_What you will do_
Please write out the lines below word for word, everything from the first line down to the line containing "x-tick-label-time: 14:24 2016: [364, 321, 434, 337]", with both of those lines included.
↓
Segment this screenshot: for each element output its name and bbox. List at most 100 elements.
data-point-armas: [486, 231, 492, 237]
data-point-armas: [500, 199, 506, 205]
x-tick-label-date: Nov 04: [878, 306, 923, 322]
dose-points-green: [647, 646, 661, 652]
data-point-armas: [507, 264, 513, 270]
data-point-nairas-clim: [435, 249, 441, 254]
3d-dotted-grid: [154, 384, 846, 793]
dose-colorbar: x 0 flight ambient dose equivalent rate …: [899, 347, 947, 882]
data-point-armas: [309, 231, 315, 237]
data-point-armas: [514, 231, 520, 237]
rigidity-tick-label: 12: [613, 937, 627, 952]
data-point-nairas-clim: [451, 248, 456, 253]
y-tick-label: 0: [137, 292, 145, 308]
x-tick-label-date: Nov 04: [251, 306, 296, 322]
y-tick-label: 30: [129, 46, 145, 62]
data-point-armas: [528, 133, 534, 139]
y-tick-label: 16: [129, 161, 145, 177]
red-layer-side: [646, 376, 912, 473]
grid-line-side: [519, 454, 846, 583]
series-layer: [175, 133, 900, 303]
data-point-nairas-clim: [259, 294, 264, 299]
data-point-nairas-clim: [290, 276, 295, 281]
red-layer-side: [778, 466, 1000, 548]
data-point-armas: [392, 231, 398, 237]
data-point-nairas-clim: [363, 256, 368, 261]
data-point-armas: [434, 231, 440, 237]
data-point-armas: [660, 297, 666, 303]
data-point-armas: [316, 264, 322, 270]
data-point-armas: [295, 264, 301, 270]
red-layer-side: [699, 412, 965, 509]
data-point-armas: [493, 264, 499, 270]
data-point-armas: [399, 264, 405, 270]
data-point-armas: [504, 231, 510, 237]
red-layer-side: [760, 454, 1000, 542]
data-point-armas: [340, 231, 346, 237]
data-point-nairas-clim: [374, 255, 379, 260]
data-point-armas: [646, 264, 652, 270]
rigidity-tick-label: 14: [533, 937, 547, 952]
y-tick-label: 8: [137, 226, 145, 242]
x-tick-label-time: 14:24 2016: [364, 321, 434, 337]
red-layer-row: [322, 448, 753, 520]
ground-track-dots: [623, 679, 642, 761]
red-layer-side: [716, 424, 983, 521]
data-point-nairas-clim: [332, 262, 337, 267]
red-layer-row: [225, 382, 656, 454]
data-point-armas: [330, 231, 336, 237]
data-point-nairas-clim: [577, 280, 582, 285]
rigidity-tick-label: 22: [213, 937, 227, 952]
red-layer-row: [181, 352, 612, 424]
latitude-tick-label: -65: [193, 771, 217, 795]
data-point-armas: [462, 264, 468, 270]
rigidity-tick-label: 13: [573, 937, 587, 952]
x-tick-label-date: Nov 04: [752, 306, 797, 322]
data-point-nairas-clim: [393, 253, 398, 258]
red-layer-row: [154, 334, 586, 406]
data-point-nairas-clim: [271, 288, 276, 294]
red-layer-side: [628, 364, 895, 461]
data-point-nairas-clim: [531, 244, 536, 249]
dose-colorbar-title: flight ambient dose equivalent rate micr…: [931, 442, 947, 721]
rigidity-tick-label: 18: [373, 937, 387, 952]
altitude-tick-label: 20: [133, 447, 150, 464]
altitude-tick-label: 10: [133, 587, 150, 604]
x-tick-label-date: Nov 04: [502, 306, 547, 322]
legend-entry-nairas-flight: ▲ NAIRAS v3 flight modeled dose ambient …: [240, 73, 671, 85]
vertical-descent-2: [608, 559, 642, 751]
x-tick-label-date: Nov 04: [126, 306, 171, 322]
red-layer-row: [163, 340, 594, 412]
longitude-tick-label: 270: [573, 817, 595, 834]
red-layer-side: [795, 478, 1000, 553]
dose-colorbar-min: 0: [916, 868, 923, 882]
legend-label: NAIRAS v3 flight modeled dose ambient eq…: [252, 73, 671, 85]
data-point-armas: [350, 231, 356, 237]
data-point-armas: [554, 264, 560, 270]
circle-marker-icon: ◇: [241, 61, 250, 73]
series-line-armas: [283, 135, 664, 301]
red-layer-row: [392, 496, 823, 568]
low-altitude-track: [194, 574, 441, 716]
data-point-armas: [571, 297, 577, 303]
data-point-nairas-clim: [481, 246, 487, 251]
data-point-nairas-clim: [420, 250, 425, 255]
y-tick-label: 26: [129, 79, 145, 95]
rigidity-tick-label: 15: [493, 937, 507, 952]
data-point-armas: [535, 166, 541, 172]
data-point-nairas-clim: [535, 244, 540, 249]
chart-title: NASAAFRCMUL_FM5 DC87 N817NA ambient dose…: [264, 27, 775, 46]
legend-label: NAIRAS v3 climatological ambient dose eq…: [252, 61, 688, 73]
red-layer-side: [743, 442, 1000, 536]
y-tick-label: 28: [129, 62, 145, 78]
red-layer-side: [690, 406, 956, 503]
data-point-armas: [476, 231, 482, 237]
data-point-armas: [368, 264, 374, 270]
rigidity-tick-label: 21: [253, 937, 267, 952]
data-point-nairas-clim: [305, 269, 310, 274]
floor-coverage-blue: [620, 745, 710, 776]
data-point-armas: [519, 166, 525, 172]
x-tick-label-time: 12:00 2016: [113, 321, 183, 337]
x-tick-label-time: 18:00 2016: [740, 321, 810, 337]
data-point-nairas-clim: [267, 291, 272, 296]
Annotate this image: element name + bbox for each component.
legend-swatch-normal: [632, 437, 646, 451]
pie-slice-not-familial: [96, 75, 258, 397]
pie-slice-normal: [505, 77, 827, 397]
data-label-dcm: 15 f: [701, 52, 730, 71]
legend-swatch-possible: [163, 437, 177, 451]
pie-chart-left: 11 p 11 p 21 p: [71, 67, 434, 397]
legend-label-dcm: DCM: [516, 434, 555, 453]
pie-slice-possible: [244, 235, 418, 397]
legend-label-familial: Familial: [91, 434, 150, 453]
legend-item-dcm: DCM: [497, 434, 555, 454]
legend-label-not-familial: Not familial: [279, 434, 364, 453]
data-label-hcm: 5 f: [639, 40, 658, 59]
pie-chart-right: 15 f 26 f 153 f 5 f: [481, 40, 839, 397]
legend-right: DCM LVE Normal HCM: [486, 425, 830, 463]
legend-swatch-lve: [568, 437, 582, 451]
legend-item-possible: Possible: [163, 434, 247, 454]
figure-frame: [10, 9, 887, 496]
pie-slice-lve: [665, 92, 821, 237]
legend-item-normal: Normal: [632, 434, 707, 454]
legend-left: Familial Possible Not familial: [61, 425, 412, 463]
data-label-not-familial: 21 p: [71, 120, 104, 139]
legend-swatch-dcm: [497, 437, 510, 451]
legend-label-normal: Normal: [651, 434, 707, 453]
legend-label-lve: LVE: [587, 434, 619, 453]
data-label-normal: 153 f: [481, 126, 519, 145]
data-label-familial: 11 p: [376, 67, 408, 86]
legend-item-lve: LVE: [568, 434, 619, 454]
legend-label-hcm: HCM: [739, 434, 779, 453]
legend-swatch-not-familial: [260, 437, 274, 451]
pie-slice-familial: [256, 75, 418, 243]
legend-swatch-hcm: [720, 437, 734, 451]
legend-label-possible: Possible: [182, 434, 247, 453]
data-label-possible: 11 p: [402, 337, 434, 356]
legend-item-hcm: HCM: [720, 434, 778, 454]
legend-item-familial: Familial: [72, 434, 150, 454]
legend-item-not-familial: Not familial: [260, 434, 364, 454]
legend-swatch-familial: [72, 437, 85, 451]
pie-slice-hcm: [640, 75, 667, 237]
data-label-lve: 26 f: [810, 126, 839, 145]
↑
_Response_
Segment this screenshot: for each element output its name and bbox. List at most 100 elements.
data-point-armas: [486, 231, 492, 237]
data-point-armas: [500, 199, 506, 205]
x-tick-label-date: Nov 04: [878, 306, 923, 322]
dose-points-green: [647, 646, 661, 652]
data-point-armas: [507, 264, 513, 270]
data-point-nairas-clim: [435, 249, 441, 254]
3d-dotted-grid: [154, 384, 846, 793]
dose-colorbar: x 0 flight ambient dose equivalent rate …: [899, 347, 947, 882]
data-point-armas: [309, 231, 315, 237]
data-point-armas: [514, 231, 520, 237]
rigidity-tick-label: 12: [613, 937, 627, 952]
data-point-nairas-clim: [451, 248, 456, 253]
y-tick-label: 0: [137, 292, 145, 308]
x-tick-label-date: Nov 04: [251, 306, 296, 322]
y-tick-label: 30: [129, 46, 145, 62]
data-point-armas: [528, 133, 534, 139]
y-tick-label: 16: [129, 161, 145, 177]
red-layer-side: [646, 376, 912, 473]
grid-line-side: [519, 454, 846, 583]
series-layer: [175, 133, 900, 303]
data-point-nairas-clim: [259, 294, 264, 299]
data-point-nairas-clim: [290, 276, 295, 281]
red-layer-side: [778, 466, 1000, 548]
data-point-armas: [392, 231, 398, 237]
data-point-nairas-clim: [363, 256, 368, 261]
data-point-armas: [434, 231, 440, 237]
data-point-armas: [660, 297, 666, 303]
data-point-armas: [316, 264, 322, 270]
data-point-armas: [295, 264, 301, 270]
red-layer-side: [699, 412, 965, 509]
data-point-armas: [493, 264, 499, 270]
data-point-armas: [399, 264, 405, 270]
data-point-armas: [504, 231, 510, 237]
red-layer-side: [760, 454, 1000, 542]
data-point-armas: [340, 231, 346, 237]
data-point-nairas-clim: [374, 255, 379, 260]
data-point-armas: [646, 264, 652, 270]
rigidity-tick-label: 14: [533, 937, 547, 952]
y-tick-label: 8: [137, 226, 145, 242]
x-tick-label-time: 14:24 2016: [364, 321, 434, 337]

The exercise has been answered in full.